╭─ RECORDS FOR PROCESSING

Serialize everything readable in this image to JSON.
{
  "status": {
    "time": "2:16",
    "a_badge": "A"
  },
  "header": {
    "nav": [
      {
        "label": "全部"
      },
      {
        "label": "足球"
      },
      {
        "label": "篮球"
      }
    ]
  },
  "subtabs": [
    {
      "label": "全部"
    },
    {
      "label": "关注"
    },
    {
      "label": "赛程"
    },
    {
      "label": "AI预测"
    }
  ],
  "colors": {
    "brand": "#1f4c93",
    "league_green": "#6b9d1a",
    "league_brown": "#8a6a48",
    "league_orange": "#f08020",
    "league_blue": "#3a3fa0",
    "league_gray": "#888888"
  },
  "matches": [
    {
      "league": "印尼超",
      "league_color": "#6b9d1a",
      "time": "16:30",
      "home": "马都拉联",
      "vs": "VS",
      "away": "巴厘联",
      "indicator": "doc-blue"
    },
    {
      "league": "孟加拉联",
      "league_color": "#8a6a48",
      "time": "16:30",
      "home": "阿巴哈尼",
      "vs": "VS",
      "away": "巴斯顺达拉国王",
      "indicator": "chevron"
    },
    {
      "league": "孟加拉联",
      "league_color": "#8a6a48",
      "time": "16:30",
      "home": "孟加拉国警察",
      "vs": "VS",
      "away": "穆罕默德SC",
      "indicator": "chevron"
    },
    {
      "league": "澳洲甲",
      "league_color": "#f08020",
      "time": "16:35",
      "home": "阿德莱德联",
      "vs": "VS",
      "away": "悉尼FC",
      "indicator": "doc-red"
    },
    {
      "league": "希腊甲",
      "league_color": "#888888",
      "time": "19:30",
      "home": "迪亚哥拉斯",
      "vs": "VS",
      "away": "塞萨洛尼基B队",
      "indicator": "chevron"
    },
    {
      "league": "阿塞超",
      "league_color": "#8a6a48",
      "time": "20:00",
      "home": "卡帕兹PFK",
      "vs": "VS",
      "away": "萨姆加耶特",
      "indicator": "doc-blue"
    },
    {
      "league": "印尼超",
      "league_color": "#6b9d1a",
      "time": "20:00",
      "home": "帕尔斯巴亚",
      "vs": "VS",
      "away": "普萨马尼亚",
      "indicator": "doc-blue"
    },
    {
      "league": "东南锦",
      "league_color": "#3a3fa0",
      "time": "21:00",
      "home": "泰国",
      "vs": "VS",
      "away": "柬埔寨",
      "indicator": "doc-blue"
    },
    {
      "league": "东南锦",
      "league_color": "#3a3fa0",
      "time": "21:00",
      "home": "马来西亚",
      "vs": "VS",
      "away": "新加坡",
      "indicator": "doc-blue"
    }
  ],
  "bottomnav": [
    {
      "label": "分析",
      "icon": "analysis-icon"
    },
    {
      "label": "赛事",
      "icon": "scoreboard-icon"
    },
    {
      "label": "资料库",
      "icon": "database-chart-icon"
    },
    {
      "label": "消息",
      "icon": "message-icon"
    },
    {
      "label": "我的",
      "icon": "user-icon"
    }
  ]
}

╰─

[PROBLEM TO SOLVE]: Repeat the entries above exactly, leaving nothing out.

[EXPECTED OUTPUT]:
Serialize everything readable in this image to JSON.
{
  "status": {
    "time": "2:16",
    "a_badge": "A"
  },
  "header": {
    "nav": [
      {
        "label": "全部"
      },
      {
        "label": "足球"
      },
      {
        "label": "篮球"
      }
    ]
  },
  "subtabs": [
    {
      "label": "全部"
    },
    {
      "label": "关注"
    },
    {
      "label": "赛程"
    },
    {
      "label": "AI预测"
    }
  ],
  "colors": {
    "brand": "#1f4c93",
    "league_green": "#6b9d1a",
    "league_brown": "#8a6a48",
    "league_orange": "#f08020",
    "league_blue": "#3a3fa0",
    "league_gray": "#888888"
  },
  "matches": [
    {
      "league": "印尼超",
      "league_color": "#6b9d1a",
      "time": "16:30",
      "home": "马都拉联",
      "vs": "VS",
      "away": "巴厘联",
      "indicator": "doc-blue"
    },
    {
      "league": "孟加拉联",
      "league_color": "#8a6a48",
      "time": "16:30",
      "home": "阿巴哈尼",
      "vs": "VS",
      "away": "巴斯顺达拉国王",
      "indicator": "chevron"
    },
    {
      "league": "孟加拉联",
      "league_color": "#8a6a48",
      "time": "16:30",
      "home": "孟加拉国警察",
      "vs": "VS",
      "away": "穆罕默德SC",
      "indicator": "chevron"
    },
    {
      "league": "澳洲甲",
      "league_color": "#f08020",
      "time": "16:35",
      "home": "阿德莱德联",
      "vs": "VS",
      "away": "悉尼FC",
      "indicator": "doc-red"
    },
    {
      "league": "希腊甲",
      "league_color": "#888888",
      "time": "19:30",
      "home": "迪亚哥拉斯",
      "vs": "VS",
      "away": "塞萨洛尼基B队",
      "indicator": "chevron"
    },
    {
      "league": "阿塞超",
      "league_color": "#8a6a48",
      "time": "20:00",
      "home": "卡帕兹PFK",
      "vs": "VS",
      "away": "萨姆加耶特",
      "indicator": "doc-blue"
    },
    {
      "league": "印尼超",
      "league_color": "#6b9d1a",
      "time": "20:00",
      "home": "帕尔斯巴亚",
      "vs": "VS",
      "away": "普萨马尼亚",
      "indicator": "doc-blue"
    },
    {
      "league": "东南锦",
      "league_color": "#3a3fa0",
      "time": "21:00",
      "home": "泰国",
      "vs": "VS",
      "away": "柬埔寨",
      "indicator": "doc-blue"
    },
    {
      "league": "东南锦",
      "league_color": "#3a3fa0",
      "time": "21:00",
      "home": "马来西亚",
      "vs": "VS",
      "away": "新加坡",
      "indicator": "doc-blue"
    }
  ],
  "bottomnav": [
    {
      "label": "分析",
      "icon": "analysis-icon"
    },
    {
      "label": "赛事",
      "icon": "scoreboard-icon"
    },
    {
      "label": "资料库",
      "icon": "database-chart-icon"
    },
    {
      "label": "消息",
      "icon": "message-icon"
    },
    {
      "label": "我的",
      "icon": "user-icon"
    }
  ]
}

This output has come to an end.